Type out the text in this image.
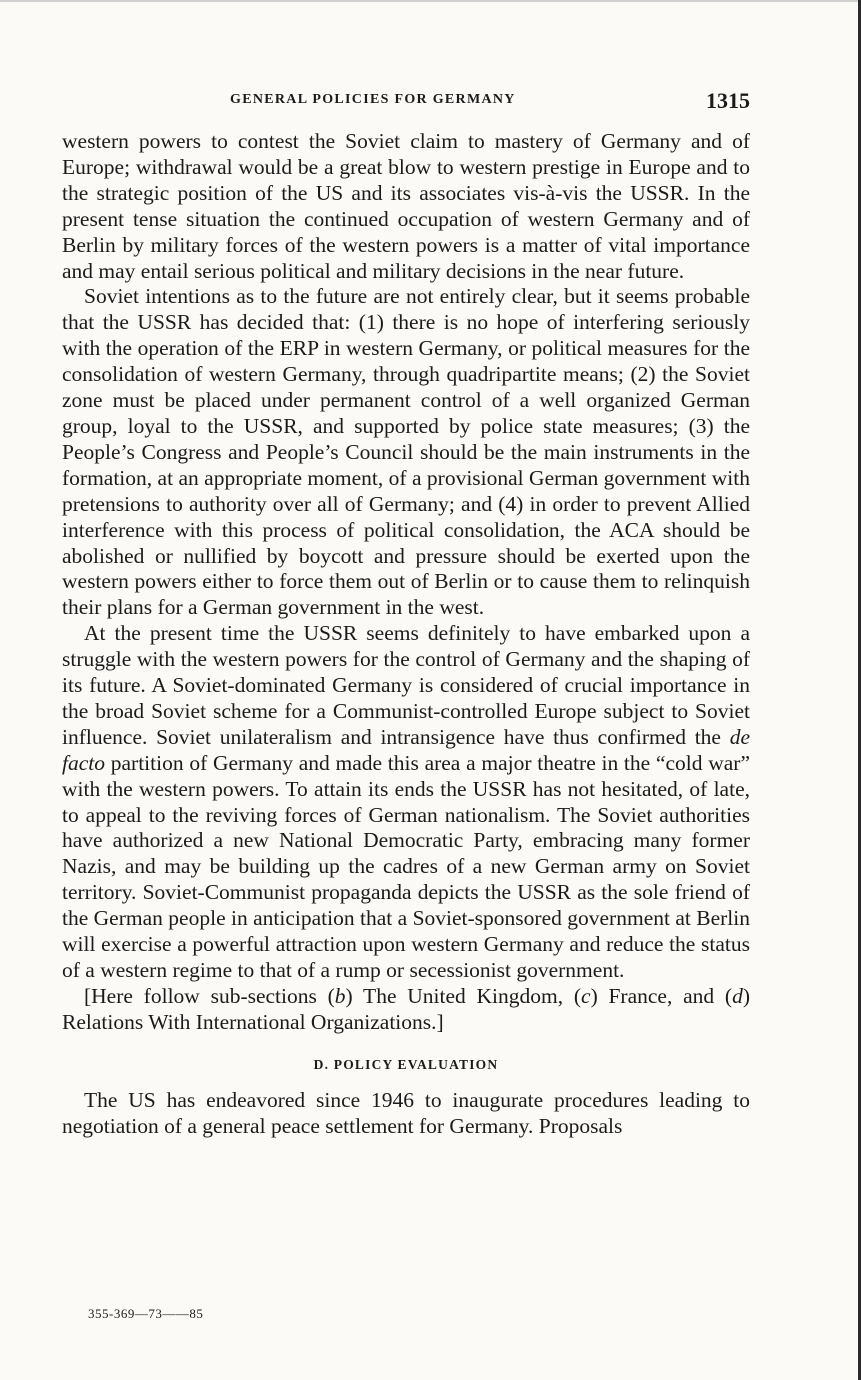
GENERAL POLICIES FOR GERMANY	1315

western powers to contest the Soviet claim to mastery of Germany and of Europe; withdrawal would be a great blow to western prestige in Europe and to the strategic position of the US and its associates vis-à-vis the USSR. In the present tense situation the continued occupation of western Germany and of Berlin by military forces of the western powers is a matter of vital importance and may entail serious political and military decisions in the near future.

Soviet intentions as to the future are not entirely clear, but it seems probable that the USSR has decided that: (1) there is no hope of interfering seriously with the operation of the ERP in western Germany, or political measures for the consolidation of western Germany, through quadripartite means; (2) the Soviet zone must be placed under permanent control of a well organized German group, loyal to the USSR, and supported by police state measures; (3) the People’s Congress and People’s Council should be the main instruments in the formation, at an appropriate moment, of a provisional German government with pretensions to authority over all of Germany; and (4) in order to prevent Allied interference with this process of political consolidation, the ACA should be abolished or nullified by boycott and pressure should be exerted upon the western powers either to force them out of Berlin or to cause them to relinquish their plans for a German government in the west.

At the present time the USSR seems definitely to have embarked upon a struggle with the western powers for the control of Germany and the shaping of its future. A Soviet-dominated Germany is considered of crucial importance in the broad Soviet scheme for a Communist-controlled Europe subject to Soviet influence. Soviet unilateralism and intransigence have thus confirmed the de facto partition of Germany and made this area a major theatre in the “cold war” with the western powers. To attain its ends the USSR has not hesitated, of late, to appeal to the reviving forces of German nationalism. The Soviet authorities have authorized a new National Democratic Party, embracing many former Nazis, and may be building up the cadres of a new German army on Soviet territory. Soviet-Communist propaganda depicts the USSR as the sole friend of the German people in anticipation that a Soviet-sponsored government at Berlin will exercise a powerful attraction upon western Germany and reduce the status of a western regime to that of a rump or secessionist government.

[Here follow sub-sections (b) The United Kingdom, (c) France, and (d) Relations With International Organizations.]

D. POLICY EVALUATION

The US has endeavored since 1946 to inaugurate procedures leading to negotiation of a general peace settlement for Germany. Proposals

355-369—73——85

----------

*EXERCISE INSTRUCTIONS*: Transcribe the preceding listing in its entirety and with exact wording, leaving out pictures.

*RESULT FOR THIS TASK*:
Type out the text in this image.
GENERAL POLICIES FOR GERMANY	1315

western powers to contest the Soviet claim to mastery of Germany and of Europe; withdrawal would be a great blow to western prestige in Europe and to the strategic position of the US and its associates vis-à-vis the USSR. In the present tense situation the continued occupation of western Germany and of Berlin by military forces of the western powers is a matter of vital importance and may entail serious political and military decisions in the near future.

Soviet intentions as to the future are not entirely clear, but it seems probable that the USSR has decided that: (1) there is no hope of interfering seriously with the operation of the ERP in western Germany, or political measures for the consolidation of western Germany, through quadripartite means; (2) the Soviet zone must be placed under permanent control of a well organized German group, loyal to the USSR, and supported by police state measures; (3) the People’s Congress and People’s Council should be the main instruments in the formation, at an appropriate moment, of a provisional German government with pretensions to authority over all of Germany; and (4) in order to prevent Allied interference with this process of political consolidation, the ACA should be abolished or nullified by boycott and pressure should be exerted upon the western powers either to force them out of Berlin or to cause them to relinquish their plans for a German government in the west.

At the present time the USSR seems definitely to have embarked upon a struggle with the western powers for the control of Germany and the shaping of its future. A Soviet-dominated Germany is considered of crucial importance in the broad Soviet scheme for a Communist-controlled Europe subject to Soviet influence. Soviet unilateralism and intransigence have thus confirmed the de facto partition of Germany and made this area a major theatre in the “cold war” with the western powers. To attain its ends the USSR has not hesitated, of late, to appeal to the reviving forces of German nationalism. The Soviet authorities have authorized a new National Democratic Party, embracing many former Nazis, and may be building up the cadres of a new German army on Soviet territory. Soviet-Communist propaganda depicts the USSR as the sole friend of the German people in anticipation that a Soviet-sponsored government at Berlin will exercise a powerful attraction upon western Germany and reduce the status of a western regime to that of a rump or secessionist government.

[Here follow sub-sections (b) The United Kingdom, (c) France, and (d) Relations With International Organizations.]

D. POLICY EVALUATION

The US has endeavored since 1946 to inaugurate procedures leading to negotiation of a general peace settlement for Germany. Proposals

355-369—73——85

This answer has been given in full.